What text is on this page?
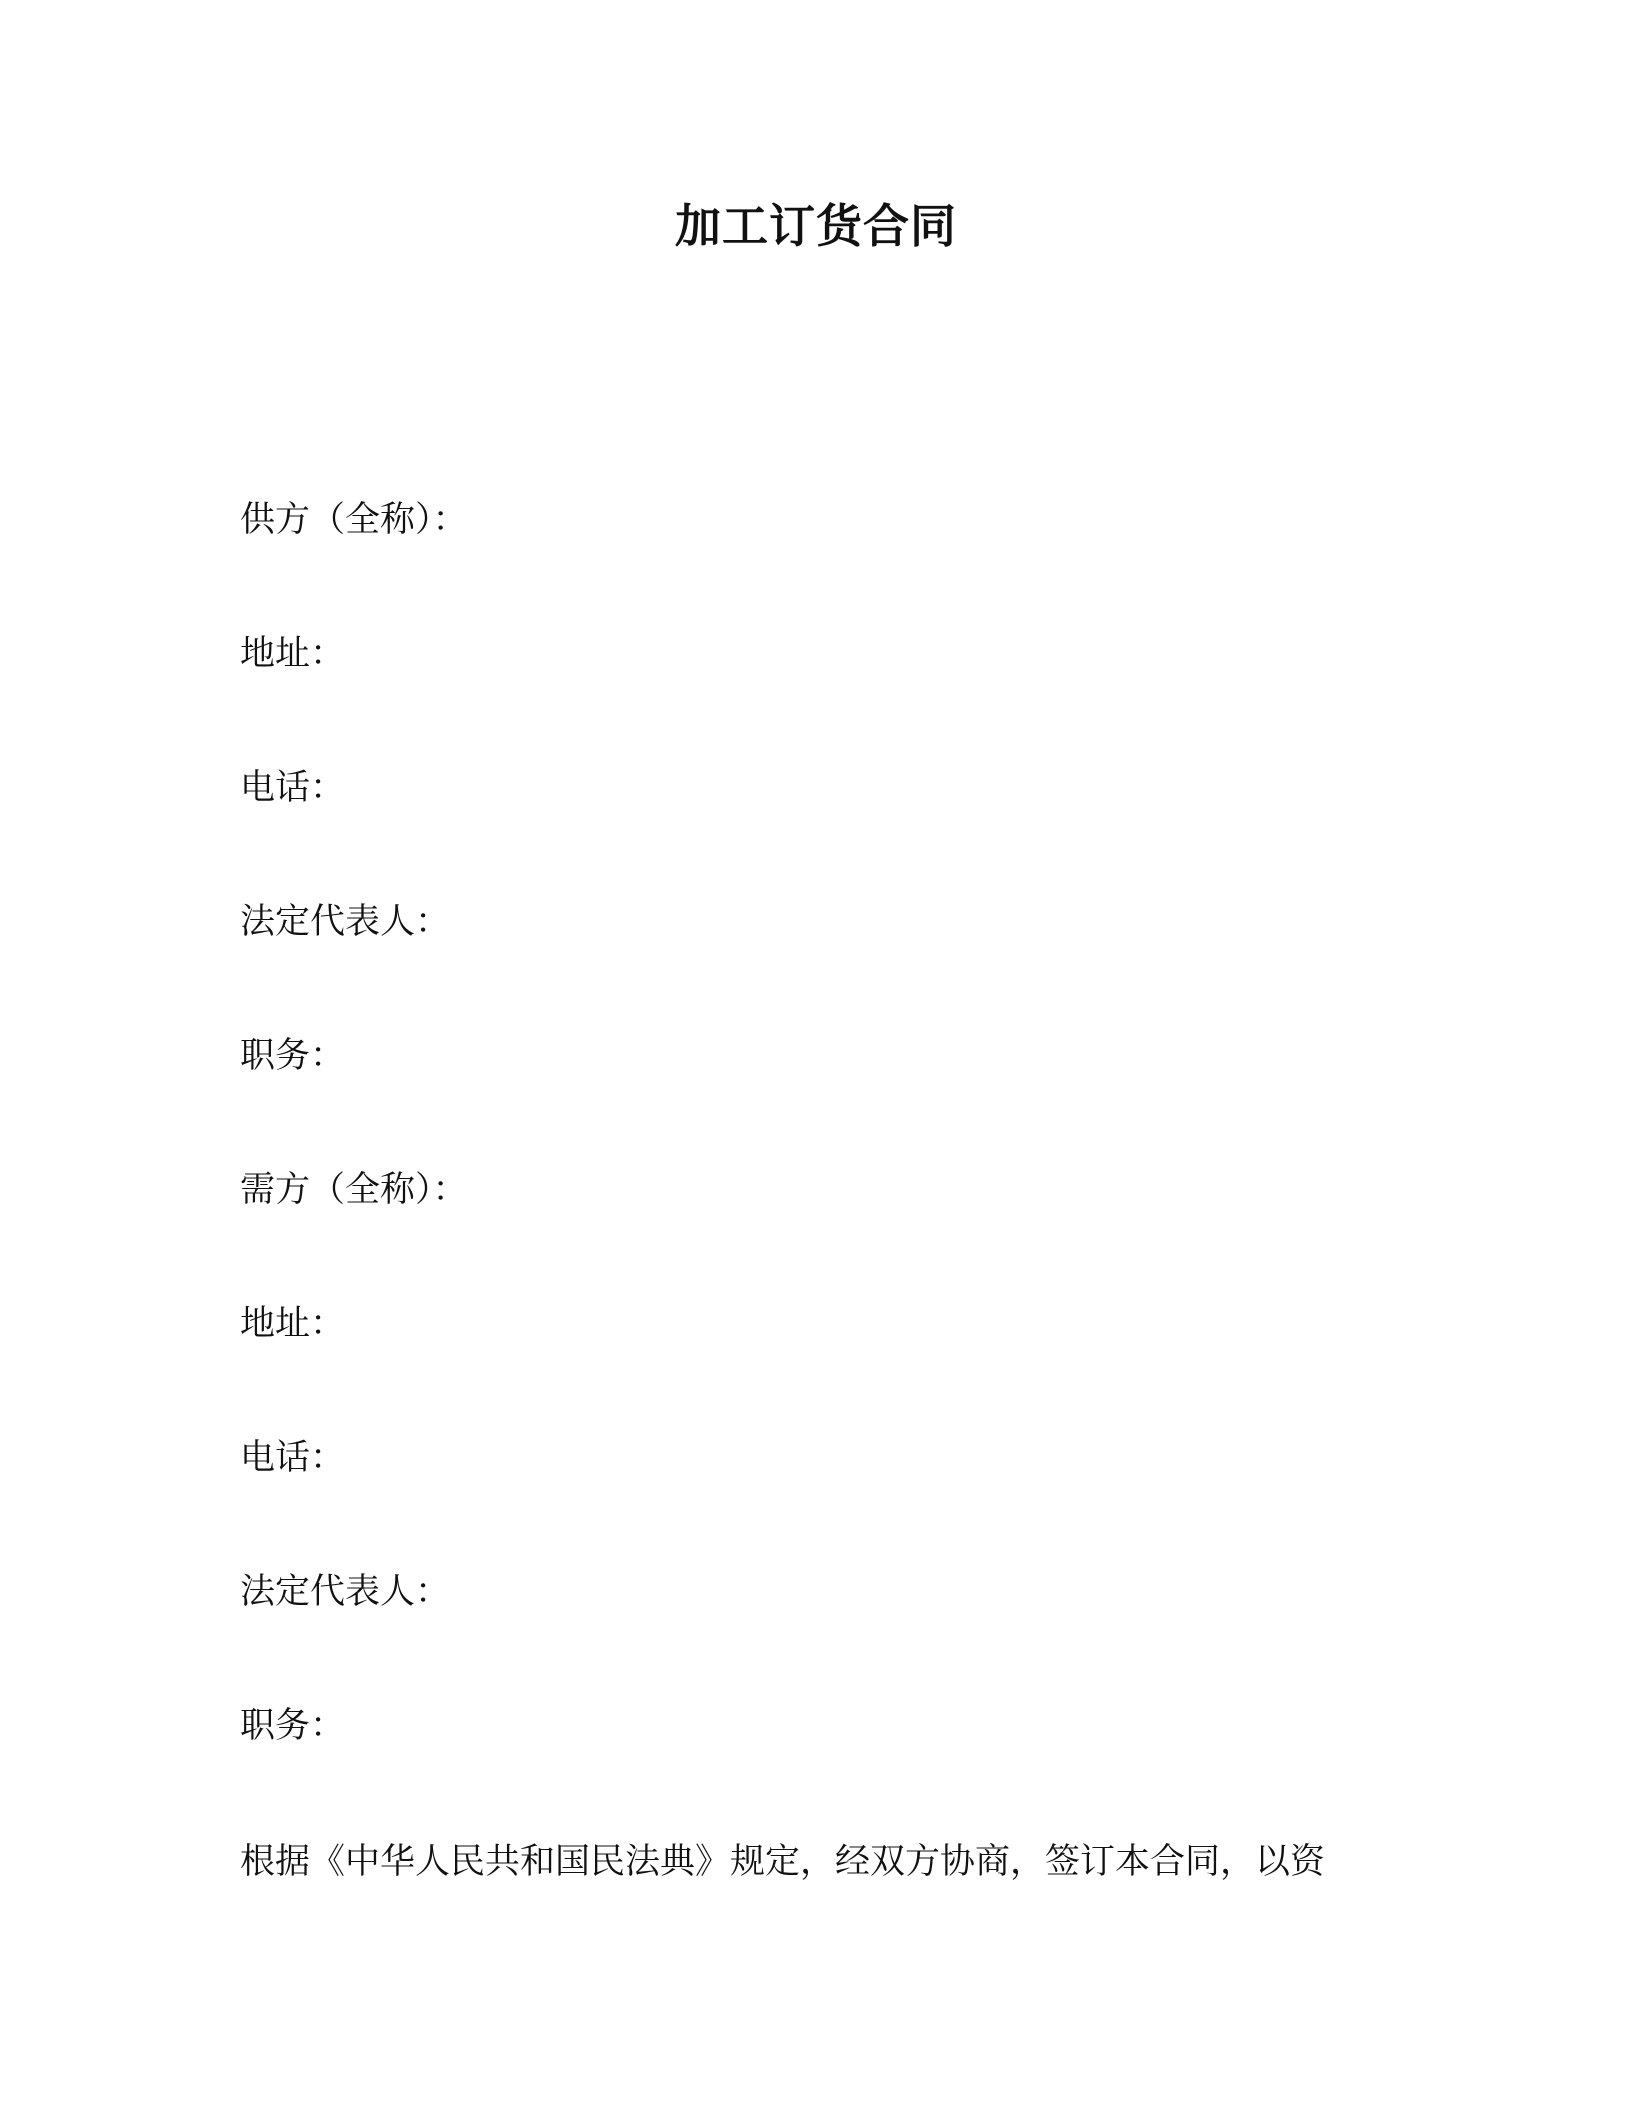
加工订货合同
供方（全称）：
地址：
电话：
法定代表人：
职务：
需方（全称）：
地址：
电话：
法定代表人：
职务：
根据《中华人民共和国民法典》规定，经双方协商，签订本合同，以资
=====
Quote the records above in full, dropping each picture.

- Solution below -
What text is on this page?
加工订货合同
供方（全称）：
地址：
电话：
法定代表人：
职务：
需方（全称）：
地址：
电话：
法定代表人：
职务：
根据《中华人民共和国民法典》规定，经双方协商，签订本合同，以资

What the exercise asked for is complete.